■ **Given records**:
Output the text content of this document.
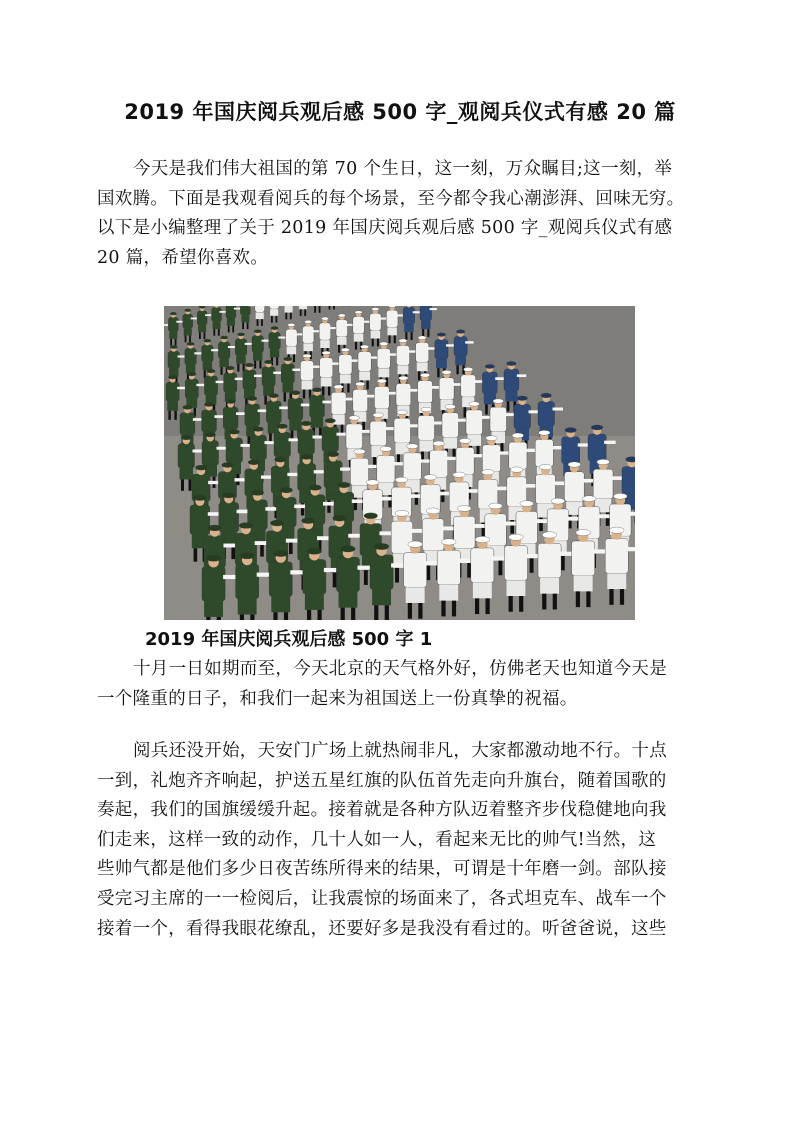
2019 年国庆阅兵观后感 500 字_观阅兵仪式有感 20 篇
今天是我们伟大祖国的第 70 个生日，这一刻，万众瞩目;这一刻，举
国欢腾。下面是我观看阅兵的每个场景，至今都令我心潮澎湃、回味无穷。
以下是小编整理了关于 2019 年国庆阅兵观后感 500 字_观阅兵仪式有感
20 篇，希望你喜欢。
2019 年国庆阅兵观后感 500 字 1
十月一日如期而至，今天北京的天气格外好，仿佛老天也知道今天是
一个隆重的日子，和我们一起来为祖国送上一份真挚的祝福。
阅兵还没开始，天安门广场上就热闹非凡，大家都激动地不行。十点
一到，礼炮齐齐响起，护送五星红旗的队伍首先走向升旗台，随着国歌的
奏起，我们的国旗缓缓升起。接着就是各种方队迈着整齐步伐稳健地向我
们走来，这样一致的动作，几十人如一人，看起来无比的帅气!当然，这
些帅气都是他们多少日夜苦练所得来的结果，可谓是十年磨一剑。部队接
受完习主席的一一检阅后，让我震惊的场面来了，各式坦克车、战车一个
接着一个，看得我眼花缭乱，还要好多是我没有看过的。听爸爸说，这些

■ **What is asked**: Check each line above for "年国庆阅兵观后感" and return the ones that have it.

■ **Solution to this exercise**:
2019 年国庆阅兵观后感 500 字_观阅兵仪式有感 20 篇
以下是小编整理了关于 2019 年国庆阅兵观后感 500 字_观阅兵仪式有感
2019 年国庆阅兵观后感 500 字 1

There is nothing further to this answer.